(YOUR OBJECTIVE):
Tally the lines containing "from" and report the number alone.

[BEGIN RECORDS SUPPLIED]

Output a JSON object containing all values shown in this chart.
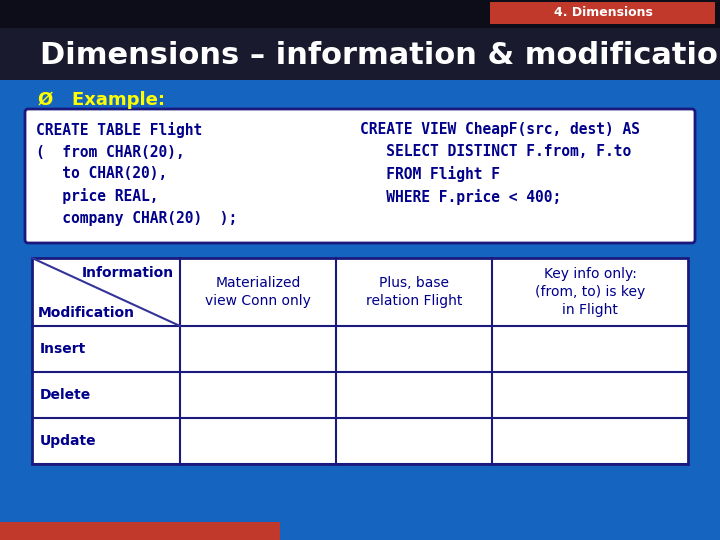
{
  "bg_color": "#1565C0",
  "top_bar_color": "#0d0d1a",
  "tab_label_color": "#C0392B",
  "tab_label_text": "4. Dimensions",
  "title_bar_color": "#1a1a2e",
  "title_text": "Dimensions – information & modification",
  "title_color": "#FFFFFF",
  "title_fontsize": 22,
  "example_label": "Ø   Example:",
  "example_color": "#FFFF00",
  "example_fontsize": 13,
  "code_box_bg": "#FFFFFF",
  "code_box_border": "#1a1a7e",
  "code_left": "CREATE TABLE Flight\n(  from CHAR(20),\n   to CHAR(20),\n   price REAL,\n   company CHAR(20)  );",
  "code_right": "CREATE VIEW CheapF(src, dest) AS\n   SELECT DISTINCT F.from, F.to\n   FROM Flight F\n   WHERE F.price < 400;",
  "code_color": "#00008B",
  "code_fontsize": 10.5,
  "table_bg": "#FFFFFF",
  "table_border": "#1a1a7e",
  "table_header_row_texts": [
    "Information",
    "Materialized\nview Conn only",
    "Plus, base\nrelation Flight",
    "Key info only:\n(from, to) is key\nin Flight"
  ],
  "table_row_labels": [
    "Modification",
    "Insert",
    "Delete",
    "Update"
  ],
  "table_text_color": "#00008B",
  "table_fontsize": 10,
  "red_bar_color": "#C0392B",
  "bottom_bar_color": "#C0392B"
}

[END RECORDS SUPPLIED]
[BEGIN RECORDS SUPPLIED]

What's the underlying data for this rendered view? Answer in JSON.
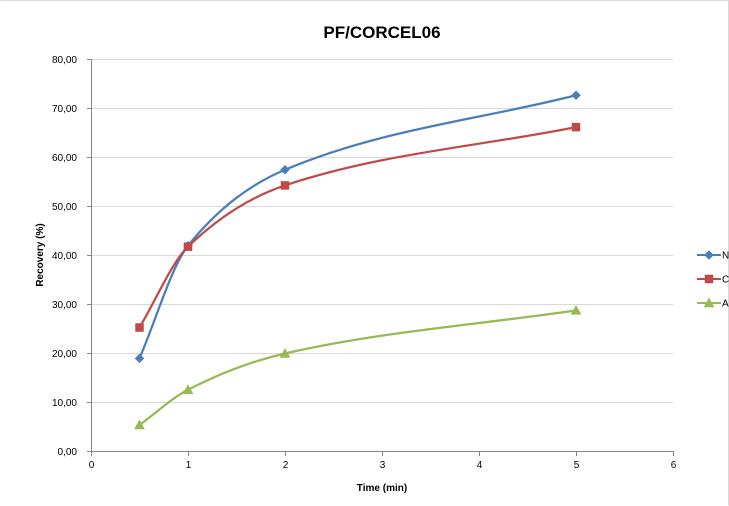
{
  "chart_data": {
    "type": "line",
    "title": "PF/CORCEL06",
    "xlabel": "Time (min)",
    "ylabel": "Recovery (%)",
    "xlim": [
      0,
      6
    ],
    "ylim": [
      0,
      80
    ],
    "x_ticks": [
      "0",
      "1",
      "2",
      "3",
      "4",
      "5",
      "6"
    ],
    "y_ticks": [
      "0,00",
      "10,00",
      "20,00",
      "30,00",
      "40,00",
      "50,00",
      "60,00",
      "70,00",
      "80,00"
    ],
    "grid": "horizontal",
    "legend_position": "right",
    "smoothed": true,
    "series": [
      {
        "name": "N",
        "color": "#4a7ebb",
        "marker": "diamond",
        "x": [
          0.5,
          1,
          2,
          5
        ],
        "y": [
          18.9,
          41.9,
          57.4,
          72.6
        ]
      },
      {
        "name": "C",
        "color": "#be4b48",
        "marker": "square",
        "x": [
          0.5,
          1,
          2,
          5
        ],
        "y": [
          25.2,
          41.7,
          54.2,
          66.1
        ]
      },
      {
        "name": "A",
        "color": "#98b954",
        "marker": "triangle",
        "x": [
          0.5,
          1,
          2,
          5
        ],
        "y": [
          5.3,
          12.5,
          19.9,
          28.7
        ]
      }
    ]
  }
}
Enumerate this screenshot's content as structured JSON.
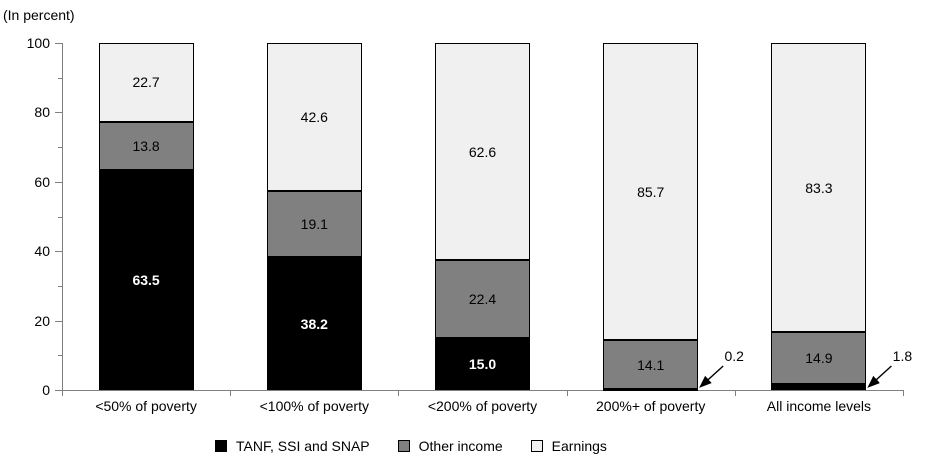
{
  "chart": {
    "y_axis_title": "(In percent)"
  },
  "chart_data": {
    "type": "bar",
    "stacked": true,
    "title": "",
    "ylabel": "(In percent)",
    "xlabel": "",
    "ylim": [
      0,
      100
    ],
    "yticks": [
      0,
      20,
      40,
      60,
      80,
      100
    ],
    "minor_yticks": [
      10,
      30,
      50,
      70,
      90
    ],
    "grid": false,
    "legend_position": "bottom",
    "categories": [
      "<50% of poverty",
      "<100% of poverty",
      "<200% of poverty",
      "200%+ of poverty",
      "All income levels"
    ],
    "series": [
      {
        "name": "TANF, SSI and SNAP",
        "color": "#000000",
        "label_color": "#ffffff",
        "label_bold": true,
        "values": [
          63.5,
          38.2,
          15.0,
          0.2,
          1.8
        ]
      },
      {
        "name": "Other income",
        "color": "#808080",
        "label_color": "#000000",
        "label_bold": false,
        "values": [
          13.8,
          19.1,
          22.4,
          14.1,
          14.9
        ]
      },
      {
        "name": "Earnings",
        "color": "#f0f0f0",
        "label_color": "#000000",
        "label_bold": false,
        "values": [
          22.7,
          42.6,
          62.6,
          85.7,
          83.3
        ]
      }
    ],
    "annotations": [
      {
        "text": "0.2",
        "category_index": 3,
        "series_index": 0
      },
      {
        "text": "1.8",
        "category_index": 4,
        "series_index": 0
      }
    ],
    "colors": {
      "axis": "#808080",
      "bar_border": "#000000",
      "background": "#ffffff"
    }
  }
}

[END RECORDS SUPPLIED]

(SOLUTION FOR THIS TASK):
3